- _TASK GOAL_
Find the string "слова" in the records. Copy every line it appears in.
━━━━━ INFORMATION PROVIDED
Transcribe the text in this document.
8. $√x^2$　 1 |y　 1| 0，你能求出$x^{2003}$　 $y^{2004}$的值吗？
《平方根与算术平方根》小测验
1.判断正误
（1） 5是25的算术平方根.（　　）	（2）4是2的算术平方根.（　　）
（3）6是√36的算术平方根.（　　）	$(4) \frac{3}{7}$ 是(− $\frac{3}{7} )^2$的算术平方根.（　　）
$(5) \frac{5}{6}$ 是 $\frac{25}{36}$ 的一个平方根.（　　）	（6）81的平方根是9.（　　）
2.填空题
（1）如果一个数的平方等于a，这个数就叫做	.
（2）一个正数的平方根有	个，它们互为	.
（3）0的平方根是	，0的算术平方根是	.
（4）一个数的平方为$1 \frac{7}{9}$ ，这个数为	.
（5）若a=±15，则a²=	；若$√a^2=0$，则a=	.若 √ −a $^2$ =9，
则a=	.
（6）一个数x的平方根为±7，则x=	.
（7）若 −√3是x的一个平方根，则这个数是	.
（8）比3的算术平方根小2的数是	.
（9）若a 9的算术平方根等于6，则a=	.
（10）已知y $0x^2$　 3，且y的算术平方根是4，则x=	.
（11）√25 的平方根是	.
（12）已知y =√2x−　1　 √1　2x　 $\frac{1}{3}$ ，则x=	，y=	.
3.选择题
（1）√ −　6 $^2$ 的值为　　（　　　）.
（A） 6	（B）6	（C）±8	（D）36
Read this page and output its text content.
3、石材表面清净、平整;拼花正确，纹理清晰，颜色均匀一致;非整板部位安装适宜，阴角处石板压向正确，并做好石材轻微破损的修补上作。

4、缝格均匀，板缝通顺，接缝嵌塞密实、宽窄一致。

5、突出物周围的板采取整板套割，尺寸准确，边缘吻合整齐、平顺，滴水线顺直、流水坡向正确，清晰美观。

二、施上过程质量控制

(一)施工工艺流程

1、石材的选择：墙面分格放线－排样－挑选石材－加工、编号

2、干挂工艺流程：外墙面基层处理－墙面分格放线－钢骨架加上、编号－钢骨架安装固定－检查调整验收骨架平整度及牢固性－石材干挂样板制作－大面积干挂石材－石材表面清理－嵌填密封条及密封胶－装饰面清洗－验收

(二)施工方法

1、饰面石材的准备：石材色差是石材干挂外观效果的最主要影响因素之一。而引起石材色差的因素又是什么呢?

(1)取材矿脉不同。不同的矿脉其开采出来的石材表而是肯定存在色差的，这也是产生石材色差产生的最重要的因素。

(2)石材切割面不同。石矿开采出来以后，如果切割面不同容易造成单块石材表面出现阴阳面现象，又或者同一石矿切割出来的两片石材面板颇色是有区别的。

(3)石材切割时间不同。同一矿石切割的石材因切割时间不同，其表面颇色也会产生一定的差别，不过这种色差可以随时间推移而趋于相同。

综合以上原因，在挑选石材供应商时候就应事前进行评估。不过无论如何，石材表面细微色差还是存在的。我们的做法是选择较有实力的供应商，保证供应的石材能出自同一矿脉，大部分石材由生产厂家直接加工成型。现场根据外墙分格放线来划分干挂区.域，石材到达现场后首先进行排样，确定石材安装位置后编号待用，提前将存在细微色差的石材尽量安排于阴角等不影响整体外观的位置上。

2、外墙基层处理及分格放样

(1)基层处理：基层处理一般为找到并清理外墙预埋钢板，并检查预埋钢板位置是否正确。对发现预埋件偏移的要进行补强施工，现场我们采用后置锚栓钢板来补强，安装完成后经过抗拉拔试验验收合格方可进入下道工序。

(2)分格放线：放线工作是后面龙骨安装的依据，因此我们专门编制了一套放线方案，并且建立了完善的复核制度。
━━━━━━━━━━
━━━━━ INFORMATION PROVIDED
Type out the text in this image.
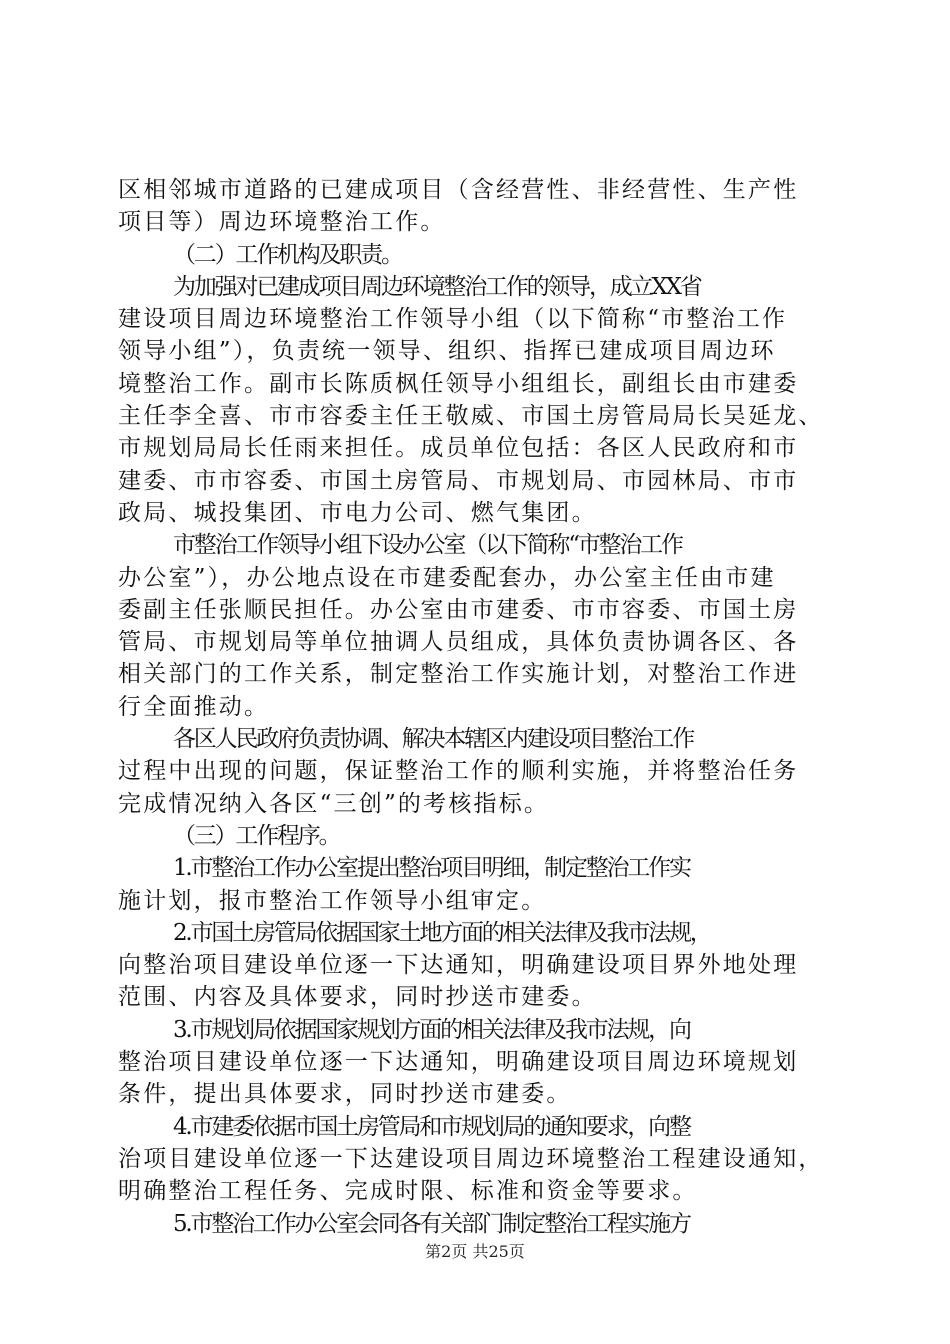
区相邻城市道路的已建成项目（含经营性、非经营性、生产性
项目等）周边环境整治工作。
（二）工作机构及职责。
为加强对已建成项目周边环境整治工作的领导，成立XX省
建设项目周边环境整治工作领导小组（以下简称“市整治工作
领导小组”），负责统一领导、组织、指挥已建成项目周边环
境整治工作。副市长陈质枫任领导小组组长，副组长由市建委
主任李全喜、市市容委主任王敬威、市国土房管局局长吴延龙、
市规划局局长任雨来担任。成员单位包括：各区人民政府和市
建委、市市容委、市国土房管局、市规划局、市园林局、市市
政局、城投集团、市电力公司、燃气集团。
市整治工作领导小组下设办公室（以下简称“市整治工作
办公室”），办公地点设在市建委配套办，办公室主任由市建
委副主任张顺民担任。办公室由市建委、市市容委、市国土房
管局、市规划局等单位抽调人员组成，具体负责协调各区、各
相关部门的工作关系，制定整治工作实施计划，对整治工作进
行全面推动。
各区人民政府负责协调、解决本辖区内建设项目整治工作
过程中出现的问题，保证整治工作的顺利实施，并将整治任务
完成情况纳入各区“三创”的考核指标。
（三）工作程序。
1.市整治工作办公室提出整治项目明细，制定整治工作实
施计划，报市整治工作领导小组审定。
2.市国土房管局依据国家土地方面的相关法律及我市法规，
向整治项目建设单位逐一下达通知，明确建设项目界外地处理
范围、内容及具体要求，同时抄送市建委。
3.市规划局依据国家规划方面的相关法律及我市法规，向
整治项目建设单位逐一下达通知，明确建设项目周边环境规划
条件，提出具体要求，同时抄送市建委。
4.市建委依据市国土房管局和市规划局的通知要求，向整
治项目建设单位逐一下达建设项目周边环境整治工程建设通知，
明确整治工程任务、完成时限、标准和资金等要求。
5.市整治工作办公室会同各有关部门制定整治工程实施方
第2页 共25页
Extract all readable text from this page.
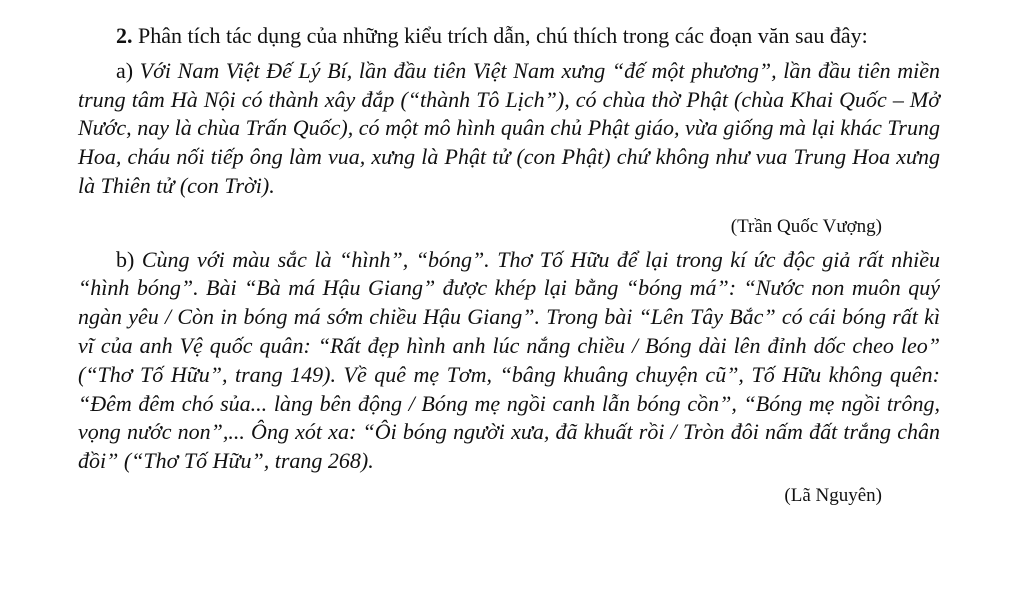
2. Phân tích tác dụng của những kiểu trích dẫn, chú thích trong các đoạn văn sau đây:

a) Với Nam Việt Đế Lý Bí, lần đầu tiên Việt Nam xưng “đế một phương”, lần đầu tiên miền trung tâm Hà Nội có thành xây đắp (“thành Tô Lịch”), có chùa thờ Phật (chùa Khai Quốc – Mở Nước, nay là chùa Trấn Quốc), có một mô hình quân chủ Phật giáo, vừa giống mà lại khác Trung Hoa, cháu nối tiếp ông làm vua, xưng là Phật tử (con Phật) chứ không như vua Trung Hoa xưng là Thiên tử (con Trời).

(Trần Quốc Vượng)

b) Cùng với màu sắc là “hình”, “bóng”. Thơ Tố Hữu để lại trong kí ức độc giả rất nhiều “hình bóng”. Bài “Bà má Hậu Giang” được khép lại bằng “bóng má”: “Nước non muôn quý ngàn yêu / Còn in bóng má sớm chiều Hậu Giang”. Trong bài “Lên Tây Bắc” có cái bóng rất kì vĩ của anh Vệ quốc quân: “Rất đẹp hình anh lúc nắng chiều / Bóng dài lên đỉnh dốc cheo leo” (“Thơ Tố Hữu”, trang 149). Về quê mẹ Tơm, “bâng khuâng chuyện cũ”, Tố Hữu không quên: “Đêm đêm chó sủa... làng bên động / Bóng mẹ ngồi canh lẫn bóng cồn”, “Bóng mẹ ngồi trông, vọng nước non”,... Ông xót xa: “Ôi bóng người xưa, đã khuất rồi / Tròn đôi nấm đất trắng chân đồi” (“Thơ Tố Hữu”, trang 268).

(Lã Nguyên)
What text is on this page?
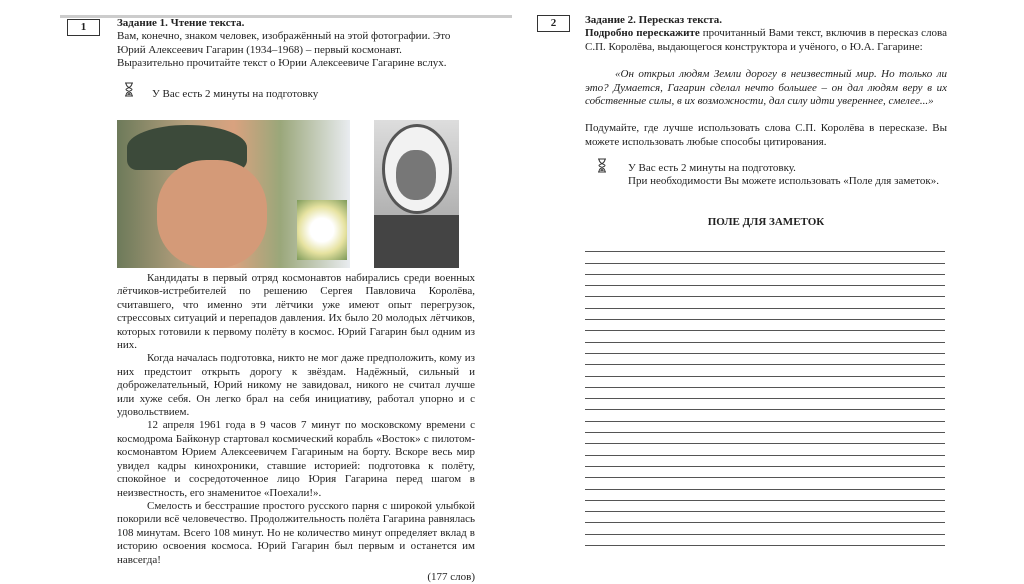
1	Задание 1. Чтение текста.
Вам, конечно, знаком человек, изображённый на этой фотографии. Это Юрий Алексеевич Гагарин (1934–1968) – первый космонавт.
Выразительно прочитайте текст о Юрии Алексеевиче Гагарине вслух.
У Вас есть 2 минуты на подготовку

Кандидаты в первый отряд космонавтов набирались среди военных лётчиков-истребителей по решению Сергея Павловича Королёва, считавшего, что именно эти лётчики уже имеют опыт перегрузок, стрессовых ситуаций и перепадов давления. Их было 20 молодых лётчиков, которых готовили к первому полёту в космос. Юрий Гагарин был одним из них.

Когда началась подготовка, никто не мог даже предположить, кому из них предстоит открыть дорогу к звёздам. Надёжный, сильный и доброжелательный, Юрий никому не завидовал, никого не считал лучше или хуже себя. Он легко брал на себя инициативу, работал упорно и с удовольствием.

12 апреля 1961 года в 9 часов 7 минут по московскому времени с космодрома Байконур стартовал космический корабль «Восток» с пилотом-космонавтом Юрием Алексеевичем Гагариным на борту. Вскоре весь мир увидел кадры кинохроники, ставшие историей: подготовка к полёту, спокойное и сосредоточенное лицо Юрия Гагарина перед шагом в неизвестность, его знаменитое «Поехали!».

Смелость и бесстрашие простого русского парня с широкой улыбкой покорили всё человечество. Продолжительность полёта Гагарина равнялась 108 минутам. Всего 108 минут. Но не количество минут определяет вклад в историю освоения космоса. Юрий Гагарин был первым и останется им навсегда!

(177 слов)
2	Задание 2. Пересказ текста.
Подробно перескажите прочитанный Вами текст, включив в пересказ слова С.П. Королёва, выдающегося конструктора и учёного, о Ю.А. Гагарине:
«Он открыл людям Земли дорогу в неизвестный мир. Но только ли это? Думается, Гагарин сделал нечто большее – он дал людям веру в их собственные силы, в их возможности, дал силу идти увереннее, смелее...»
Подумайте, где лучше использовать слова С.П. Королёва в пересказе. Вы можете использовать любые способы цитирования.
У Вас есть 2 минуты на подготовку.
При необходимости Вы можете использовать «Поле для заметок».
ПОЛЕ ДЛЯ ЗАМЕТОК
━━━━━━━━━━
━━━━━ INFORMATION PROVIDED
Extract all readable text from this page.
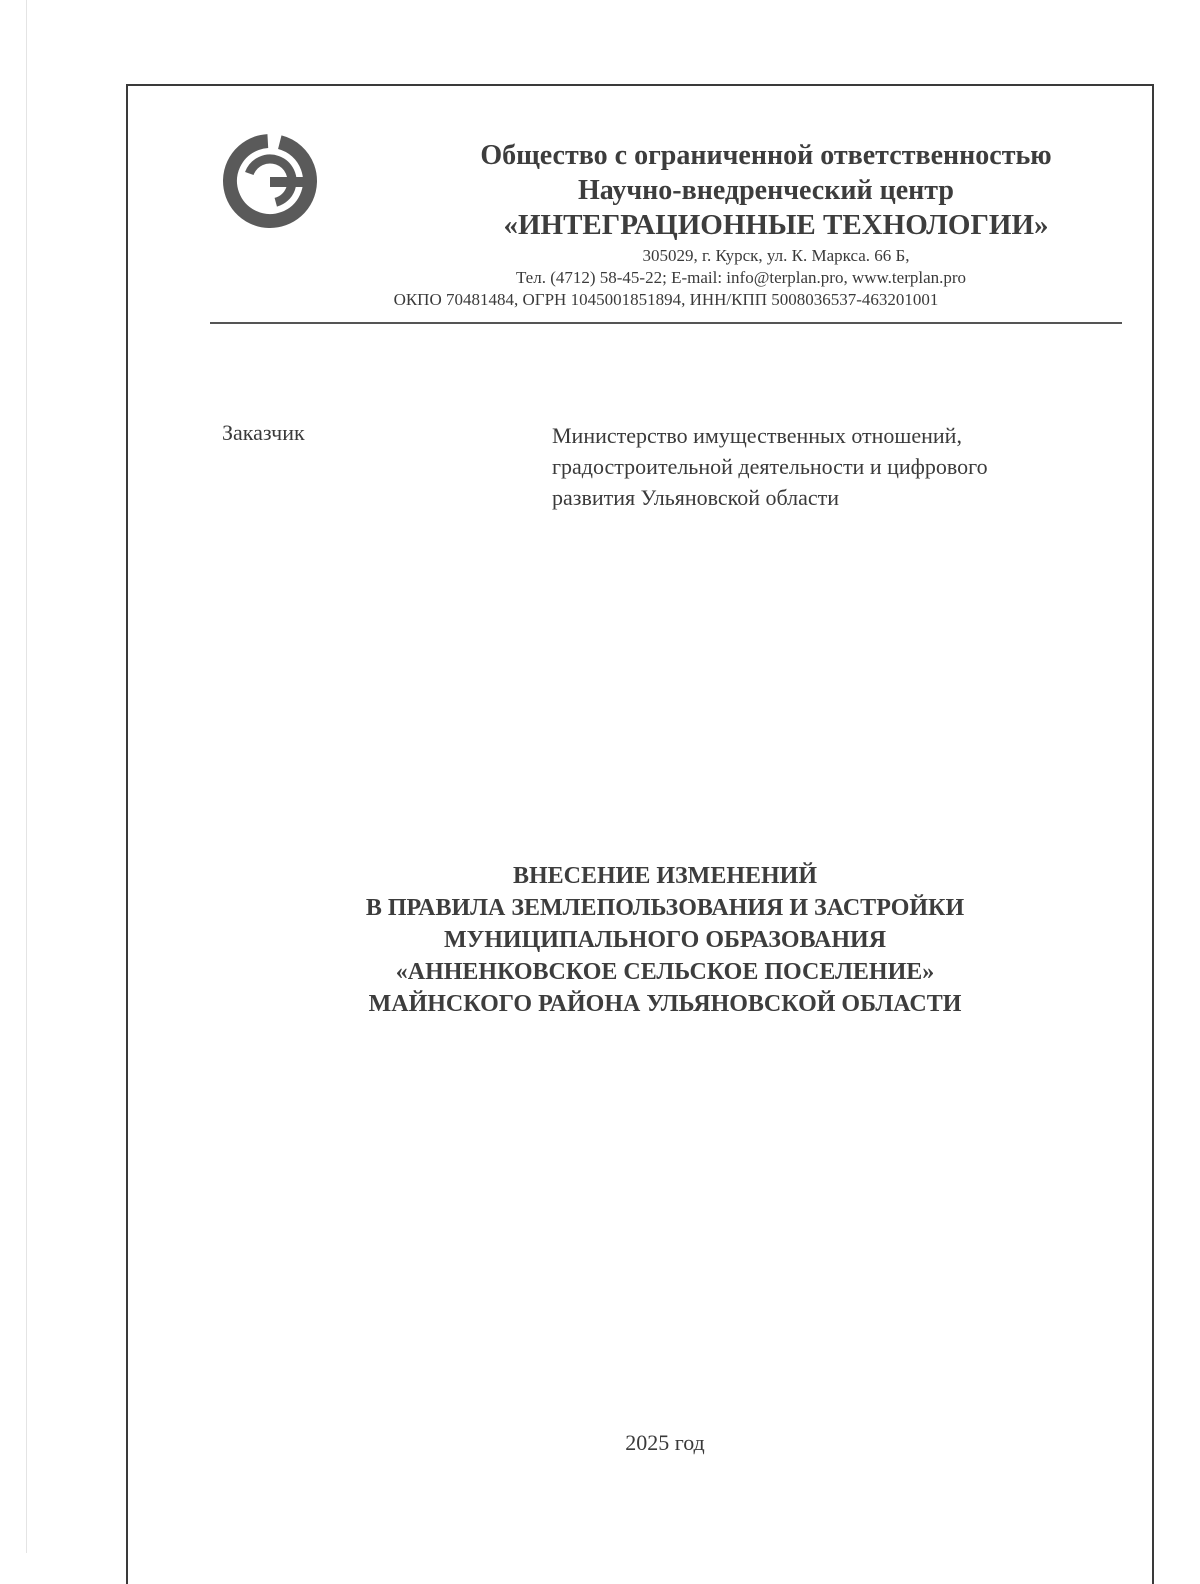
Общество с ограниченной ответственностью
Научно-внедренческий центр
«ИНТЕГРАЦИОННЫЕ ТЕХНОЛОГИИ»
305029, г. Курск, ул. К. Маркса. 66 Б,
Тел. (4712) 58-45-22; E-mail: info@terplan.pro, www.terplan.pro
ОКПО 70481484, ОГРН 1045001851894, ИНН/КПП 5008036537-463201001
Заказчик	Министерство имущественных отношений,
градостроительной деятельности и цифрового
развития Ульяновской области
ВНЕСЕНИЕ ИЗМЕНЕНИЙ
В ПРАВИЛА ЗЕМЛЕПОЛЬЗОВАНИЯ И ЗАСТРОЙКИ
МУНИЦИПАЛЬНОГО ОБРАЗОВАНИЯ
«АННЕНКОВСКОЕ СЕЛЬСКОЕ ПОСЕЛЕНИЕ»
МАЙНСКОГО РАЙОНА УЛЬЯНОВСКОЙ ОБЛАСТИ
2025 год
━━━━━━━━━━
- _WRITTEN RESPONSE_
Подробно перескажите прочитанный Вами текст, включив в пересказ слова С.П. Королёва, выдающегося конструктора и учёного, о Ю.А. Гагарине:
Подумайте, где лучше использовать слова С.П. Королёва в пересказе. Вы можете использовать любые способы цитирования.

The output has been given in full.